__SHORT EXERCISE__
Images are not part of the copy; write out the rest of the data exactly as given.

__DATA ROWS__
•••••

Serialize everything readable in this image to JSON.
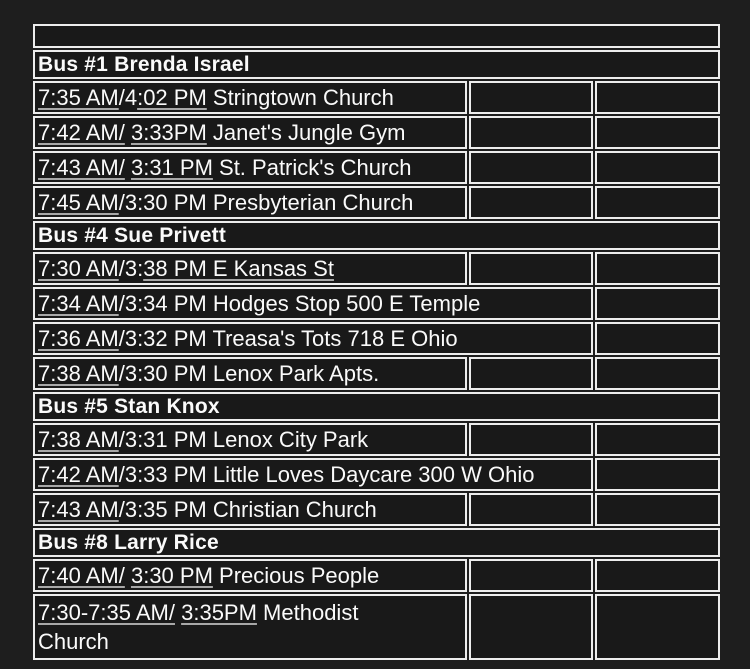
{
  "page": {
    "bg_color": "#1e1e1e",
    "cell_bg_color": "#191919",
    "border_color": "#ededed",
    "text_color": "#fafafa",
    "underline_color": "#a8a8a8"
  },
  "table": {
    "columns": 3,
    "rows": [
      {
        "kind": "empty"
      },
      {
        "kind": "section",
        "label": "Bus #1 Brenda Israel"
      },
      {
        "kind": "stop",
        "span": 1,
        "segments": [
          {
            "text": "7:35 AM",
            "underline": true
          },
          {
            "text": "/4",
            "underline": false
          },
          {
            "text": ":02 PM",
            "underline": true
          },
          {
            "text": " Stringtown Church",
            "underline": false
          }
        ]
      },
      {
        "kind": "stop",
        "span": 1,
        "segments": [
          {
            "text": "7:42 AM/",
            "underline": true
          },
          {
            "text": " ",
            "underline": false
          },
          {
            "text": "3:33PM",
            "underline": true
          },
          {
            "text": " Janet's Jungle Gym",
            "underline": false
          }
        ]
      },
      {
        "kind": "stop",
        "span": 1,
        "segments": [
          {
            "text": "7:43 AM/",
            "underline": true
          },
          {
            "text": " ",
            "underline": false
          },
          {
            "text": "3:31 PM",
            "underline": true
          },
          {
            "text": " St. Patrick's Church",
            "underline": false
          }
        ]
      },
      {
        "kind": "stop",
        "span": 1,
        "segments": [
          {
            "text": "7:45 AM",
            "underline": true
          },
          {
            "text": "/3:30 PM Presbyterian Church",
            "underline": false
          }
        ]
      },
      {
        "kind": "section",
        "label": "Bus #4 Sue Privett"
      },
      {
        "kind": "stop",
        "span": 1,
        "segments": [
          {
            "text": "7:30 AM",
            "underline": true
          },
          {
            "text": "/3:",
            "underline": false
          },
          {
            "text": "38 PM E Kansas St",
            "underline": true
          }
        ]
      },
      {
        "kind": "stop",
        "span": 2,
        "segments": [
          {
            "text": "7:34 AM",
            "underline": true
          },
          {
            "text": "/3:34 PM Hodges Stop 500 E Temple",
            "underline": false
          }
        ]
      },
      {
        "kind": "stop",
        "span": 2,
        "segments": [
          {
            "text": "7:36 AM",
            "underline": true
          },
          {
            "text": "/3:32 PM Treasa's Tots 718 E Ohio",
            "underline": false
          }
        ]
      },
      {
        "kind": "stop",
        "span": 1,
        "segments": [
          {
            "text": "7:38 AM",
            "underline": true
          },
          {
            "text": "/3:30 PM Lenox Park Apts.",
            "underline": false
          }
        ]
      },
      {
        "kind": "section",
        "label": "Bus #5 Stan Knox"
      },
      {
        "kind": "stop",
        "span": 1,
        "segments": [
          {
            "text": "7:38 AM",
            "underline": true
          },
          {
            "text": "/3:31 PM Lenox City Park",
            "underline": false
          }
        ]
      },
      {
        "kind": "stop",
        "span": 2,
        "segments": [
          {
            "text": "7:42 AM",
            "underline": true
          },
          {
            "text": "/3:33 PM Little Loves Daycare 300 W Ohio",
            "underline": false
          }
        ]
      },
      {
        "kind": "stop",
        "span": 1,
        "segments": [
          {
            "text": "7:43 AM",
            "underline": true
          },
          {
            "text": "/3:35 PM Christian Church",
            "underline": false
          }
        ]
      },
      {
        "kind": "section",
        "label": "Bus #8 Larry Rice"
      },
      {
        "kind": "stop",
        "span": 1,
        "segments": [
          {
            "text": "7:40 AM/",
            "underline": true
          },
          {
            "text": " ",
            "underline": false
          },
          {
            "text": "3:30 PM",
            "underline": true
          },
          {
            "text": " Precious People",
            "underline": false
          }
        ]
      },
      {
        "kind": "stop",
        "span": 1,
        "tall": true,
        "segments": [
          {
            "text": "7:30-7:35 AM/",
            "underline": true
          },
          {
            "text": " ",
            "underline": false
          },
          {
            "text": "3:35PM",
            "underline": true
          },
          {
            "text": " Methodist Church",
            "underline": false
          }
        ]
      }
    ]
  }
}
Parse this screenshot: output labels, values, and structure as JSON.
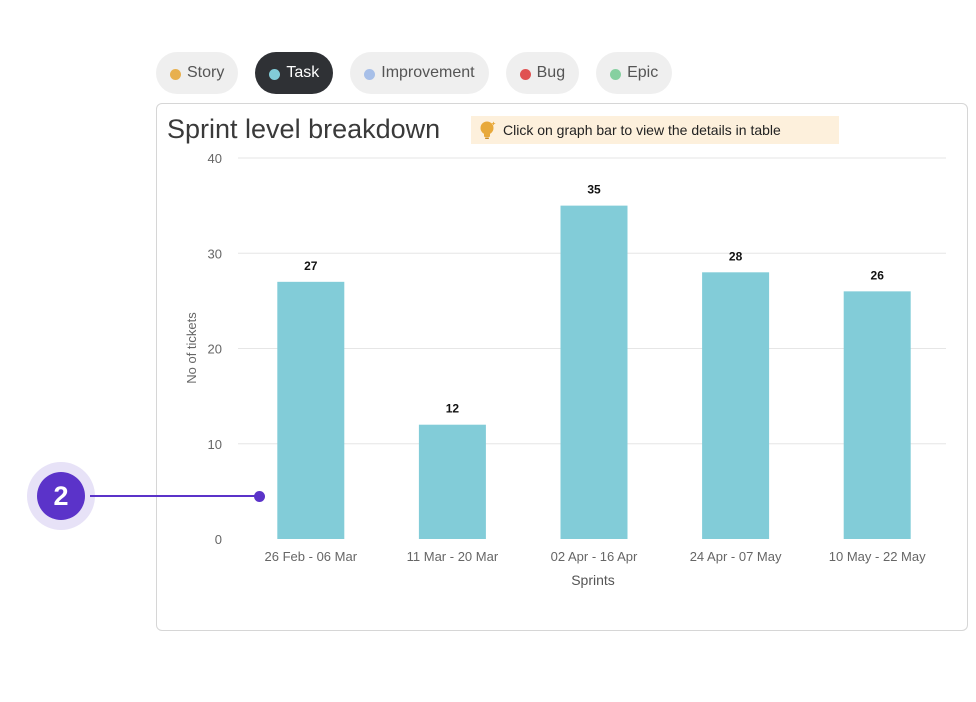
{
  "filters": {
    "tabs": [
      {
        "label": "Story",
        "color": "#e8b04e",
        "active": false
      },
      {
        "label": "Task",
        "color": "#82ccd8",
        "active": true
      },
      {
        "label": "Improvement",
        "color": "#a7bfe8",
        "active": false
      },
      {
        "label": "Bug",
        "color": "#e05252",
        "active": false
      },
      {
        "label": "Epic",
        "color": "#86d0a0",
        "active": false
      }
    ]
  },
  "card": {
    "title": "Sprint level breakdown",
    "hint": "Click on graph bar to view the details in table",
    "hint_icon": "lightbulb-icon"
  },
  "annotation": {
    "number": "2"
  },
  "chart_data": {
    "type": "bar",
    "categories": [
      "26 Feb - 06 Mar",
      "11 Mar - 20 Mar",
      "02 Apr - 16 Apr",
      "24 Apr - 07 May",
      "10 May - 22 May"
    ],
    "values": [
      27,
      12,
      35,
      28,
      26
    ],
    "xlabel": "Sprints",
    "ylabel": "No of tickets",
    "ylim": [
      0,
      40
    ],
    "yticks": [
      0,
      10,
      20,
      30,
      40
    ],
    "bar_color": "#82ccd8",
    "grid": true,
    "data_labels": true
  }
}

•••••

__TASK SOLUTION__
Serialize everything readable in this image to JSON.
{
  "page": {
    "bg_color": "#1e1e1e",
    "cell_bg_color": "#191919",
    "border_color": "#ededed",
    "text_color": "#fafafa",
    "underline_color": "#a8a8a8"
  },
  "table": {
    "columns": 3,
    "rows": [
      {
        "kind": "empty"
      },
      {
        "kind": "section",
        "label": "Bus #1 Brenda Israel"
      },
      {
        "kind": "stop",
        "span": 1,
        "segments": [
          {
            "text": "7:35 AM",
            "underline": true
          },
          {
            "text": "/4",
            "underline": false
          },
          {
            "text": ":02 PM",
            "underline": true
          },
          {
            "text": " Stringtown Church",
            "underline": false
          }
        ]
      },
      {
        "kind": "stop",
        "span": 1,
        "segments": [
          {
            "text": "7:42 AM/",
            "underline": true
          },
          {
            "text": " ",
            "underline": false
          },
          {
            "text": "3:33PM",
            "underline": true
          },
          {
            "text": " Janet's Jungle Gym",
            "underline": false
          }
        ]
      },
      {
        "kind": "stop",
        "span": 1,
        "segments": [
          {
            "text": "7:43 AM/",
            "underline": true
          },
          {
            "text": " ",
            "underline": false
          },
          {
            "text": "3:31 PM",
            "underline": true
          },
          {
            "text": " St. Patrick's Church",
            "underline": false
          }
        ]
      },
      {
        "kind": "stop",
        "span": 1,
        "segments": [
          {
            "text": "7:45 AM",
            "underline": true
          },
          {
            "text": "/3:30 PM Presbyterian Church",
            "underline": false
          }
        ]
      },
      {
        "kind": "section",
        "label": "Bus #4 Sue Privett"
      },
      {
        "kind": "stop",
        "span": 1,
        "segments": [
          {
            "text": "7:30 AM",
            "underline": true
          },
          {
            "text": "/3:",
            "underline": false
          },
          {
            "text": "38 PM E Kansas St",
            "underline": true
          }
        ]
      },
      {
        "kind": "stop",
        "span": 2,
        "segments": [
          {
            "text": "7:34 AM",
            "underline": true
          },
          {
            "text": "/3:34 PM Hodges Stop 500 E Temple",
            "underline": false
          }
        ]
      },
      {
        "kind": "stop",
        "span": 2,
        "segments": [
          {
            "text": "7:36 AM",
            "underline": true
          },
          {
            "text": "/3:32 PM Treasa's Tots 718 E Ohio",
            "underline": false
          }
        ]
      },
      {
        "kind": "stop",
        "span": 1,
        "segments": [
          {
            "text": "7:38 AM",
            "underline": true
          },
          {
            "text": "/3:30 PM Lenox Park Apts.",
            "underline": false
          }
        ]
      },
      {
        "kind": "section",
        "label": "Bus #5 Stan Knox"
      },
      {
        "kind": "stop",
        "span": 1,
        "segments": [
          {
            "text": "7:38 AM",
            "underline": true
          },
          {
            "text": "/3:31 PM Lenox City Park",
            "underline": false
          }
        ]
      },
      {
        "kind": "stop",
        "span": 2,
        "segments": [
          {
            "text": "7:42 AM",
            "underline": true
          },
          {
            "text": "/3:33 PM Little Loves Daycare 300 W Ohio",
            "underline": false
          }
        ]
      },
      {
        "kind": "stop",
        "span": 1,
        "segments": [
          {
            "text": "7:43 AM",
            "underline": true
          },
          {
            "text": "/3:35 PM Christian Church",
            "underline": false
          }
        ]
      },
      {
        "kind": "section",
        "label": "Bus #8 Larry Rice"
      },
      {
        "kind": "stop",
        "span": 1,
        "segments": [
          {
            "text": "7:40 AM/",
            "underline": true
          },
          {
            "text": " ",
            "underline": false
          },
          {
            "text": "3:30 PM",
            "underline": true
          },
          {
            "text": " Precious People",
            "underline": false
          }
        ]
      },
      {
        "kind": "stop",
        "span": 1,
        "tall": true,
        "segments": [
          {
            "text": "7:30-7:35 AM/",
            "underline": true
          },
          {
            "text": " ",
            "underline": false
          },
          {
            "text": "3:35PM",
            "underline": true
          },
          {
            "text": " Methodist Church",
            "underline": false
          }
        ]
      }
    ]
  }
}
Parse this screenshot: output labels, values, and structure as JSON.
{
  "filters": {
    "tabs": [
      {
        "label": "Story",
        "color": "#e8b04e",
        "active": false
      },
      {
        "label": "Task",
        "color": "#82ccd8",
        "active": true
      },
      {
        "label": "Improvement",
        "color": "#a7bfe8",
        "active": false
      },
      {
        "label": "Bug",
        "color": "#e05252",
        "active": false
      },
      {
        "label": "Epic",
        "color": "#86d0a0",
        "active": false
      }
    ]
  },
  "card": {
    "title": "Sprint level breakdown",
    "hint": "Click on graph bar to view the details in table",
    "hint_icon": "lightbulb-icon"
  },
  "annotation": {
    "number": "2"
  },
  "chart_data": {
    "type": "bar",
    "categories": [
      "26 Feb - 06 Mar",
      "11 Mar - 20 Mar",
      "02 Apr - 16 Apr",
      "24 Apr - 07 May",
      "10 May - 22 May"
    ],
    "values": [
      27,
      12,
      35,
      28,
      26
    ],
    "xlabel": "Sprints",
    "ylabel": "No of tickets",
    "ylim": [
      0,
      40
    ],
    "yticks": [
      0,
      10,
      20,
      30,
      40
    ],
    "bar_color": "#82ccd8",
    "grid": true,
    "data_labels": true
  }
}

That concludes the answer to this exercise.